What you are asked to do
What number of lines contain the word "title"? Reply with the number and nothing else.

Extracted records:
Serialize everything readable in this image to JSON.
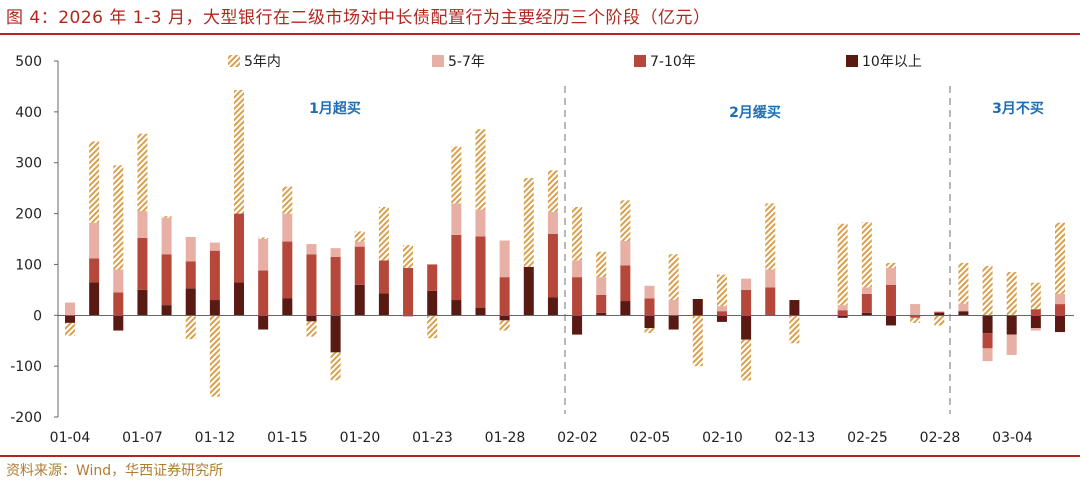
{
  "title": "图 4：2026 年 1-3 月，大型银行在二级市场对中长债配置行为主要经历三个阶段（亿元）",
  "source": "资料来源：Wind，华西证券研究所",
  "colors": {
    "title": "#b3261e",
    "source": "#b07c35",
    "series_5y": "#d9a04e",
    "series_5_7": "#e8afa5",
    "series_7_10": "#b5483a",
    "series_10plus": "#5a1a14",
    "phase_text": "#1f6eb3",
    "divider": "#b8b8b8",
    "axis": "#333333"
  },
  "chart_data": {
    "type": "bar",
    "stacked": true,
    "ylim": [
      -200,
      500
    ],
    "yticks": [
      "500",
      "400",
      "300",
      "200",
      "100",
      "0",
      "-100",
      "-200"
    ],
    "xlabels": [
      "01-04",
      "01-07",
      "01-12",
      "01-15",
      "01-20",
      "01-23",
      "01-28",
      "02-02",
      "02-05",
      "02-10",
      "02-13",
      "02-25",
      "02-28",
      "03-04"
    ],
    "series": [
      {
        "name": "5年内",
        "pattern": "hatch"
      },
      {
        "name": "5-7年",
        "pattern": "solid"
      },
      {
        "name": "7-10年",
        "pattern": "solid"
      },
      {
        "name": "10年以上",
        "pattern": "solid"
      }
    ],
    "bars": [
      {
        "s10": -15,
        "s7_10": 0,
        "s5_7": 25,
        "s5": -25
      },
      {
        "s10": 65,
        "s7_10": 47,
        "s5_7": 70,
        "s5": 160
      },
      {
        "s10": -30,
        "s7_10": 45,
        "s5_7": 45,
        "s5": 205
      },
      {
        "s10": 50,
        "s7_10": 102,
        "s5_7": 53,
        "s5": 152
      },
      {
        "s10": 20,
        "s7_10": 100,
        "s5_7": 72,
        "s5": 3
      },
      {
        "s10": 53,
        "s7_10": 53,
        "s5_7": 48,
        "s5": -47
      },
      {
        "s10": 30,
        "s7_10": 97,
        "s5_7": 16,
        "s5": -160
      },
      {
        "s10": 65,
        "s7_10": 135,
        "s5_7": 0,
        "s5": 243
      },
      {
        "s10": -28,
        "s7_10": 88,
        "s5_7": 62,
        "s5": 3
      },
      {
        "s10": 33,
        "s7_10": 112,
        "s5_7": 55,
        "s5": 53
      },
      {
        "s10": -12,
        "s7_10": 120,
        "s5_7": 20,
        "s5": -30
      },
      {
        "s10": -73,
        "s7_10": 115,
        "s5_7": 17,
        "s5": -55
      },
      {
        "s10": 60,
        "s7_10": 75,
        "s5_7": 10,
        "s5": 20
      },
      {
        "s10": 43,
        "s7_10": 65,
        "s5_7": 0,
        "s5": 105
      },
      {
        "s10": -2,
        "s7_10": 93,
        "s5_7": 0,
        "s5": 45
      },
      {
        "s10": 48,
        "s7_10": 52,
        "s5_7": 0,
        "s5": -45
      },
      {
        "s10": 30,
        "s7_10": 128,
        "s5_7": 62,
        "s5": 112
      },
      {
        "s10": 15,
        "s7_10": 140,
        "s5_7": 53,
        "s5": 158
      },
      {
        "s10": -10,
        "s7_10": 75,
        "s5_7": 72,
        "s5": -20
      },
      {
        "s10": 95,
        "s7_10": 0,
        "s5_7": 0,
        "s5": 175
      },
      {
        "s10": 35,
        "s7_10": 125,
        "s5_7": 43,
        "s5": 82
      },
      {
        "s10": -38,
        "s7_10": 75,
        "s5_7": 33,
        "s5": 105
      },
      {
        "s10": 5,
        "s7_10": 35,
        "s5_7": 35,
        "s5": 50
      },
      {
        "s10": 28,
        "s7_10": 70,
        "s5_7": 48,
        "s5": 80
      },
      {
        "s10": -25,
        "s7_10": 33,
        "s5_7": 25,
        "s5": -10
      },
      {
        "s10": -28,
        "s7_10": 0,
        "s5_7": 30,
        "s5": 90
      },
      {
        "s10": 32,
        "s7_10": 0,
        "s5_7": 0,
        "s5": -100
      },
      {
        "s10": -13,
        "s7_10": 8,
        "s5_7": 10,
        "s5": 62
      },
      {
        "s10": -48,
        "s7_10": 50,
        "s5_7": 22,
        "s5": -80
      },
      {
        "s10": 0,
        "s7_10": 55,
        "s5_7": 35,
        "s5": 130
      },
      {
        "s10": 30,
        "s7_10": 0,
        "s5_7": 0,
        "s5": -55
      },
      {
        "s10": 0,
        "s7_10": 0,
        "s5_7": 0,
        "s5": 0
      },
      {
        "s10": -5,
        "s7_10": 10,
        "s5_7": 10,
        "s5": 160
      },
      {
        "s10": 5,
        "s7_10": 37,
        "s5_7": 13,
        "s5": 128
      },
      {
        "s10": -20,
        "s7_10": 60,
        "s5_7": 33,
        "s5": 10
      },
      {
        "s10": 0,
        "s7_10": -5,
        "s5_7": 22,
        "s5": -10
      },
      {
        "s10": 5,
        "s7_10": 2,
        "s5_7": 0,
        "s5": -20
      },
      {
        "s10": 8,
        "s7_10": 0,
        "s5_7": 15,
        "s5": 80
      },
      {
        "s10": -35,
        "s7_10": -30,
        "s5_7": -25,
        "s5": 97
      },
      {
        "s10": -38,
        "s7_10": 0,
        "s5_7": -40,
        "s5": 85
      },
      {
        "s10": -25,
        "s7_10": 12,
        "s5_7": -5,
        "s5": 52
      },
      {
        "s10": -33,
        "s7_10": 22,
        "s5_7": 20,
        "s5": 140
      }
    ],
    "phases": [
      {
        "label": "1月超买"
      },
      {
        "label": "2月缓买"
      },
      {
        "label": "3月不买"
      }
    ]
  }
}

Solution to this exercise
2